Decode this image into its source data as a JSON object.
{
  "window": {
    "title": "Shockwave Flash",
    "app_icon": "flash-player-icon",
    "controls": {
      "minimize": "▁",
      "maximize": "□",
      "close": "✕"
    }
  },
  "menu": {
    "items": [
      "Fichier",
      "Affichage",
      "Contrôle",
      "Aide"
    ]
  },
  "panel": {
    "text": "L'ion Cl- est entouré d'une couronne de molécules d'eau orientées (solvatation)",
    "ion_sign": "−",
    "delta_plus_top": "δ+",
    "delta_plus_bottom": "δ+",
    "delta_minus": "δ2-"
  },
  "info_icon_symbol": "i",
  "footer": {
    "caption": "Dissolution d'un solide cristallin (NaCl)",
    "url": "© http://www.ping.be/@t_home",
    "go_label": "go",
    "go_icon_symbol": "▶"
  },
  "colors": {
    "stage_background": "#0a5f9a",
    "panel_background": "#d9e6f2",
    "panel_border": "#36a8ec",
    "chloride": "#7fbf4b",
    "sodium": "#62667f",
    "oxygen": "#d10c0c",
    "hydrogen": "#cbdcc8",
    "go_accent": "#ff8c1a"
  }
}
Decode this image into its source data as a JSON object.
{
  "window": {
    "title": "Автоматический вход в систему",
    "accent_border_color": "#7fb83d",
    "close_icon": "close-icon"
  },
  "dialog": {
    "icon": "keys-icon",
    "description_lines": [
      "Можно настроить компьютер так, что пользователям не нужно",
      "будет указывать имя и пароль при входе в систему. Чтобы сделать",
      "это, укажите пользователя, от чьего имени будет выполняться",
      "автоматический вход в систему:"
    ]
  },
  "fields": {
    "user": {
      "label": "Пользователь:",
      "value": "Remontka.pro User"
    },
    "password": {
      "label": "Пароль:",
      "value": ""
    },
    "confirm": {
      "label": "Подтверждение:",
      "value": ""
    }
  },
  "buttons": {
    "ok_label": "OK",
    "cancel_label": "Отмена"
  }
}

**OBJECTIVE**
Your task is to reproduce the whole listing exactly.

**TASK SOLUTION**
Decode this image into its source data as a JSON object.
{
  "window": {
    "title": "Shockwave Flash",
    "app_icon": "flash-player-icon",
    "controls": {
      "minimize": "▁",
      "maximize": "□",
      "close": "✕"
    }
  },
  "menu": {
    "items": [
      "Fichier",
      "Affichage",
      "Contrôle",
      "Aide"
    ]
  },
  "panel": {
    "text": "L'ion Cl- est entouré d'une couronne de molécules d'eau orientées (solvatation)",
    "ion_sign": "−",
    "delta_plus_top": "δ+",
    "delta_plus_bottom": "δ+",
    "delta_minus": "δ2-"
  },
  "info_icon_symbol": "i",
  "footer": {
    "caption": "Dissolution d'un solide cristallin (NaCl)",
    "url": "© http://www.ping.be/@t_home",
    "go_label": "go",
    "go_icon_symbol": "▶"
  },
  "colors": {
    "stage_background": "#0a5f9a",
    "panel_background": "#d9e6f2",
    "panel_border": "#36a8ec",
    "chloride": "#7fbf4b",
    "sodium": "#62667f",
    "oxygen": "#d10c0c",
    "hydrogen": "#cbdcc8",
    "go_accent": "#ff8c1a"
  }
}
Decode this image into its source data as a JSON object.
{
  "window": {
    "title": "Автоматический вход в систему",
    "accent_border_color": "#7fb83d",
    "close_icon": "close-icon"
  },
  "dialog": {
    "icon": "keys-icon",
    "description_lines": [
      "Можно настроить компьютер так, что пользователям не нужно",
      "будет указывать имя и пароль при входе в систему. Чтобы сделать",
      "это, укажите пользователя, от чьего имени будет выполняться",
      "автоматический вход в систему:"
    ]
  },
  "fields": {
    "user": {
      "label": "Пользователь:",
      "value": "Remontka.pro User"
    },
    "password": {
      "label": "Пароль:",
      "value": ""
    },
    "confirm": {
      "label": "Подтверждение:",
      "value": ""
    }
  },
  "buttons": {
    "ok_label": "OK",
    "cancel_label": "Отмена"
  }
}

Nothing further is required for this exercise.